> _Problem requirements_:
Every record that follows should be printed verbatim.

> _Data lines_:
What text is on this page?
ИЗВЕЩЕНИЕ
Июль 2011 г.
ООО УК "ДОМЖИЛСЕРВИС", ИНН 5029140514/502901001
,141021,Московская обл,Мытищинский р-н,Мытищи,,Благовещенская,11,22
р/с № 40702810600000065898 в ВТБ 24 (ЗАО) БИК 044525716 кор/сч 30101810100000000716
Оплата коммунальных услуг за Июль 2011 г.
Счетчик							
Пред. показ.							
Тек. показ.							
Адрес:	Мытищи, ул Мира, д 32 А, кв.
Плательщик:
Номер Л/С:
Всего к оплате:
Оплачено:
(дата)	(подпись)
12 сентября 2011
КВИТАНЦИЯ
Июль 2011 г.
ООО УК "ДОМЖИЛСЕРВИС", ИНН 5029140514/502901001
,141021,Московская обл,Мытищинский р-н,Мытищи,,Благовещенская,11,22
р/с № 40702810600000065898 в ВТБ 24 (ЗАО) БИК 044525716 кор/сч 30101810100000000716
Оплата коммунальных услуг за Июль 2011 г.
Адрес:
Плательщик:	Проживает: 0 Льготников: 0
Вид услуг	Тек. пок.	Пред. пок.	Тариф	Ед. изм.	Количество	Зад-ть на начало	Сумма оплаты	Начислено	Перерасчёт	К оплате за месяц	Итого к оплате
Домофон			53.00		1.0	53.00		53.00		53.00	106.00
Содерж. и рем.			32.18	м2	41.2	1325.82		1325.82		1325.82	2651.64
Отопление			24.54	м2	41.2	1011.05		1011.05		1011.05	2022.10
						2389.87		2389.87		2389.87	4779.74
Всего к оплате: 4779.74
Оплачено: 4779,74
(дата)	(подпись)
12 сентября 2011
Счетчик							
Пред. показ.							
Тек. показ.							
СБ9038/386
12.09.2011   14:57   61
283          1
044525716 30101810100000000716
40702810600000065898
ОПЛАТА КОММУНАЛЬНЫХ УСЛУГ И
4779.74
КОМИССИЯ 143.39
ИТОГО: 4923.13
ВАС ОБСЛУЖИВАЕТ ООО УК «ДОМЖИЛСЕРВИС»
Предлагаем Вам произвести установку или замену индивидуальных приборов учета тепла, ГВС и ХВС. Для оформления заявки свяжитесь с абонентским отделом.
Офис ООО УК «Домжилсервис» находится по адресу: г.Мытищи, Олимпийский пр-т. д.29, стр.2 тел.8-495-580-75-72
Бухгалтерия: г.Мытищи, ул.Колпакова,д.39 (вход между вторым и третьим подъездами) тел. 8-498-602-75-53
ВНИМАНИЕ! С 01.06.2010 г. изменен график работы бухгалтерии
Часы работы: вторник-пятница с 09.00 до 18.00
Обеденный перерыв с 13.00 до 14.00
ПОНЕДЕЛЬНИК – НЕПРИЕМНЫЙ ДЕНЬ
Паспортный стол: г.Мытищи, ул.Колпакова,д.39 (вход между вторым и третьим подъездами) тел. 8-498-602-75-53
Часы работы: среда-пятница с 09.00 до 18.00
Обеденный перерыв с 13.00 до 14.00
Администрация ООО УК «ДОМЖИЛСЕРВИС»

> _Result_:
What text is on this page?
ИЗВЕЩЕНИЕ
Июль 2011 г.
ООО УК "ДОМЖИЛСЕРВИС", ИНН 5029140514/502901001
,141021,Московская обл,Мытищинский р-н,Мытищи,,Благовещенская,11,22
р/с № 40702810600000065898 в ВТБ 24 (ЗАО) БИК 044525716 кор/сч 30101810100000000716
Оплата коммунальных услуг за Июль 2011 г.
Счетчик							
Пред. показ.							
Тек. показ.							
Адрес:	Мытищи, ул Мира, д 32 А, кв.
Плательщик:
Номер Л/С:
Всего к оплате:
Оплачено:
(дата)	(подпись)
12 сентября 2011
КВИТАНЦИЯ
Июль 2011 г.
ООО УК "ДОМЖИЛСЕРВИС", ИНН 5029140514/502901001
,141021,Московская обл,Мытищинский р-н,Мытищи,,Благовещенская,11,22
р/с № 40702810600000065898 в ВТБ 24 (ЗАО) БИК 044525716 кор/сч 30101810100000000716
Оплата коммунальных услуг за Июль 2011 г.
Адрес:
Плательщик:	Проживает: 0 Льготников: 0
Вид услуг	Тек. пок.	Пред. пок.	Тариф	Ед. изм.	Количество	Зад-ть на начало	Сумма оплаты	Начислено	Перерасчёт	К оплате за месяц	Итого к оплате
Домофон			53.00		1.0	53.00		53.00		53.00	106.00
Содерж. и рем.			32.18	м2	41.2	1325.82		1325.82		1325.82	2651.64
Отопление			24.54	м2	41.2	1011.05		1011.05		1011.05	2022.10
						2389.87		2389.87		2389.87	4779.74
Всего к оплате: 4779.74
Оплачено: 4779,74
(дата)	(подпись)
12 сентября 2011
Счетчик							
Пред. показ.							
Тек. показ.							
СБ9038/386
12.09.2011   14:57   61
283          1
044525716 30101810100000000716
40702810600000065898
ОПЛАТА КОММУНАЛЬНЫХ УСЛУГ И
4779.74
КОМИССИЯ 143.39
ИТОГО: 4923.13
ВАС ОБСЛУЖИВАЕТ ООО УК «ДОМЖИЛСЕРВИС»
Предлагаем Вам произвести установку или замену индивидуальных приборов учета тепла, ГВС и ХВС. Для оформления заявки свяжитесь с абонентским отделом.
Офис ООО УК «Домжилсервис» находится по адресу: г.Мытищи, Олимпийский пр-т. д.29, стр.2 тел.8-495-580-75-72
Бухгалтерия: г.Мытищи, ул.Колпакова,д.39 (вход между вторым и третьим подъездами) тел. 8-498-602-75-53
ВНИМАНИЕ! С 01.06.2010 г. изменен график работы бухгалтерии
Часы работы: вторник-пятница с 09.00 до 18.00
Обеденный перерыв с 13.00 до 14.00
ПОНЕДЕЛЬНИК – НЕПРИЕМНЫЙ ДЕНЬ
Паспортный стол: г.Мытищи, ул.Колпакова,д.39 (вход между вторым и третьим подъездами) тел. 8-498-602-75-53
Часы работы: среда-пятница с 09.00 до 18.00
Обеденный перерыв с 13.00 до 14.00
Администрация ООО УК «ДОМЖИЛСЕРВИС»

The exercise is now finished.